> **PROVIDED PASSAGE**:
------------------------
The system is a D20, OSR-based system similar to Lion & Dragon. I think Pundit designed it to play Star Wars, but it would work well for Babylon 5 too. There's a class similar to Jedi, there are pilots, there are brawlers. All the good stuff. Races go by descriptive rather than name so you can easily adapt from one setting to another. Whether a "Contemplative" (race) is a Vulcan or a Minbari or a whatever, it's up to you (and your setting). There are 15 PC races that cover just about anything you could need.
Advancement is done in that neat random way that Pundit uses for L&D, not every character gets the same benefit upon "leveling up", which makes for fun progress.
As for the setting...
Babylon 5 is probably the best Sci-Fi show I've seen, and this is coming from a lifelong Trekkie. It follows a 5-year arc that builds upon itself and little things constantly pop back up from earlier episodes. Character development is incredible. This may seem common now, but in the early '90's this was unheard of. The Season 1 intro sets the stage:
"It was the dawn of the third age of mankind. Ten years after the Earth-Minbari war. The Babylon project was dream giving form. It's goal to prevent another war by creating a place where humans and aliens could work out their differences peacefully. It's a port of call. Home away from home for diplomas, hustlers, entrepreneurs, and wanders. Humans and aliens wrap in two million five hundred thousand tons of spinning metal, all alone in the night. It can be a dangerous place, but it's our last best hope for peace. This is the story of last of the Babylon stations. The year is 2258. The name of the place is Babylon 5."
------------------------
> **WRITTEN TASKS**:
[1] Answer these questions about the Babylon 5 post, one answer per line, marked the same way:
(a) Which system does the post say this D20, OSR-based system is similar to?
(b) How many PC races does the system have?
(c) What year is given in the Season 1 intro?
[2] Rewrite everything from "Advancement is done" down to "for fun progress." in the Babylon 5 post, with "neat" changed to "clever".
[3] Pick up the Babylon 5 post where it stops and keep writing it.
------------------------
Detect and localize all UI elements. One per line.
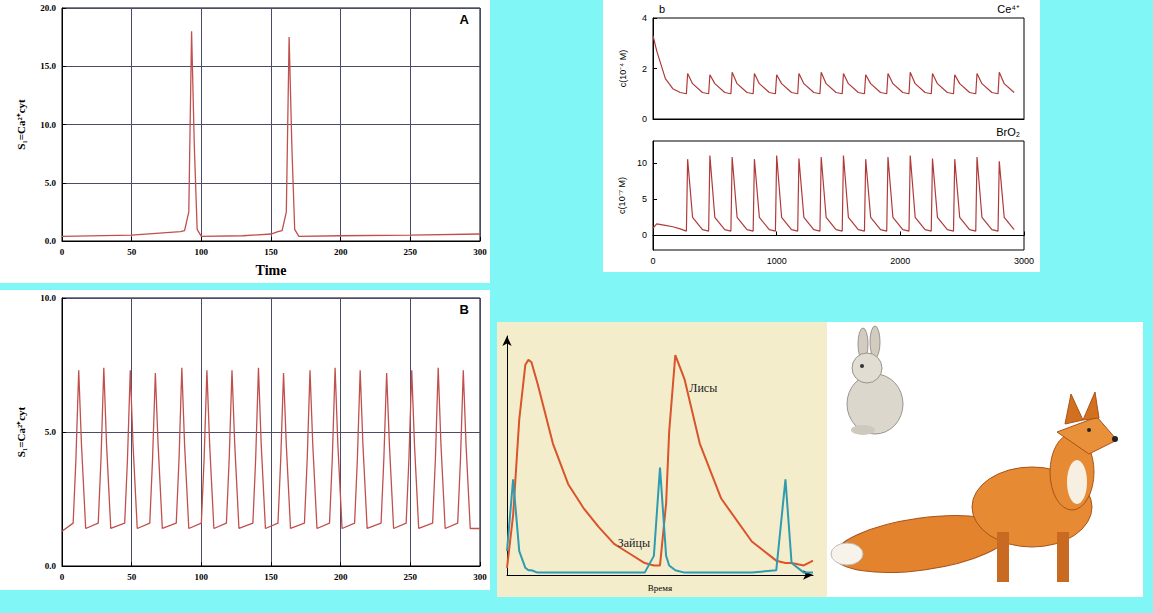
svg-text:A: A	[460, 12, 470, 27]
svg-text:4: 4	[642, 13, 647, 23]
svg-text:S₁=Ca²⁺cyt: S₁=Ca²⁺cyt	[15, 406, 27, 457]
svg-text:150: 150	[264, 572, 278, 582]
svg-text:250: 250	[404, 247, 418, 257]
svg-text:B: B	[460, 302, 469, 317]
svg-text:200: 200	[334, 572, 348, 582]
svg-text:10.0: 10.0	[40, 293, 56, 303]
svg-text:0.0: 0.0	[45, 236, 57, 246]
svg-text:0: 0	[642, 230, 647, 240]
svg-text:5.0: 5.0	[45, 427, 57, 437]
svg-text:100: 100	[195, 247, 209, 257]
svg-text:S₁=Ca²⁺cyt: S₁=Ca²⁺cyt	[15, 99, 27, 150]
svg-text:0: 0	[60, 247, 65, 257]
svg-text:1000: 1000	[767, 256, 787, 266]
svg-text:2: 2	[642, 64, 647, 74]
svg-text:c(10⁻⁴ M): c(10⁻⁴ M)	[618, 50, 628, 87]
svg-text:200: 200	[334, 247, 348, 257]
svg-text:5.0: 5.0	[45, 178, 57, 188]
svg-text:10: 10	[637, 158, 647, 168]
svg-text:Время: Время	[648, 583, 672, 593]
svg-text:Time: Time	[256, 263, 287, 278]
svg-text:20.0: 20.0	[40, 3, 56, 13]
svg-text:2000: 2000	[890, 256, 910, 266]
svg-text:10.0: 10.0	[40, 120, 56, 130]
svg-text:300: 300	[473, 572, 487, 582]
svg-text:b: b	[659, 3, 665, 15]
svg-text:0: 0	[650, 256, 655, 266]
svg-text:50: 50	[127, 572, 137, 582]
svg-text:150: 150	[264, 247, 278, 257]
svg-text:50: 50	[127, 247, 137, 257]
svg-text:c(10⁻⁷ M): c(10⁻⁷ M)	[617, 177, 627, 214]
svg-text:15.0: 15.0	[40, 61, 56, 71]
svg-text:0: 0	[60, 572, 65, 582]
svg-text:3000: 3000	[1014, 256, 1034, 266]
svg-text:0.0: 0.0	[45, 561, 57, 571]
svg-text:Ce⁴⁺: Ce⁴⁺	[997, 3, 1020, 15]
svg-text:0: 0	[642, 114, 647, 124]
svg-text:300: 300	[473, 247, 487, 257]
svg-text:Лисы: Лисы	[689, 381, 717, 395]
svg-text:250: 250	[404, 572, 418, 582]
svg-text:Зайцы: Зайцы	[618, 536, 650, 550]
svg-text:100: 100	[195, 572, 209, 582]
svg-text:BrO₂: BrO₂	[996, 126, 1020, 138]
svg-text:5: 5	[642, 194, 647, 204]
------------------------
> **PER-TASK ANSWERS**:
[1]
(a) Lion & Dragon
(b) 15
(c) 2258

[2]
Advancement is done in that clever random way that Pundit uses for L&D, not every character gets the same benefit upon "leveling up", which makes for fun progress.

[3]
There is plenty of action, of course, both fistfights/gunfights and starship/fighter battles. But there's so much more, as it deals with politics, corruption, power, history and religion. There are no robots/droids as characters - they're basically shown as tools and used for drone/remote work outside in space. But there are telepaths, there are super-aliens, there are ancient mysteries.
Gah, I don't feel like I can do the show justice in a short review. But one great line from early on in the show says a lot about the show:
G'Kar: "Let me pass on to you the one thing I've learned about this place. No one here is exactly what he appears. Not Mollari, not Delenn, not Sinclair, and not me."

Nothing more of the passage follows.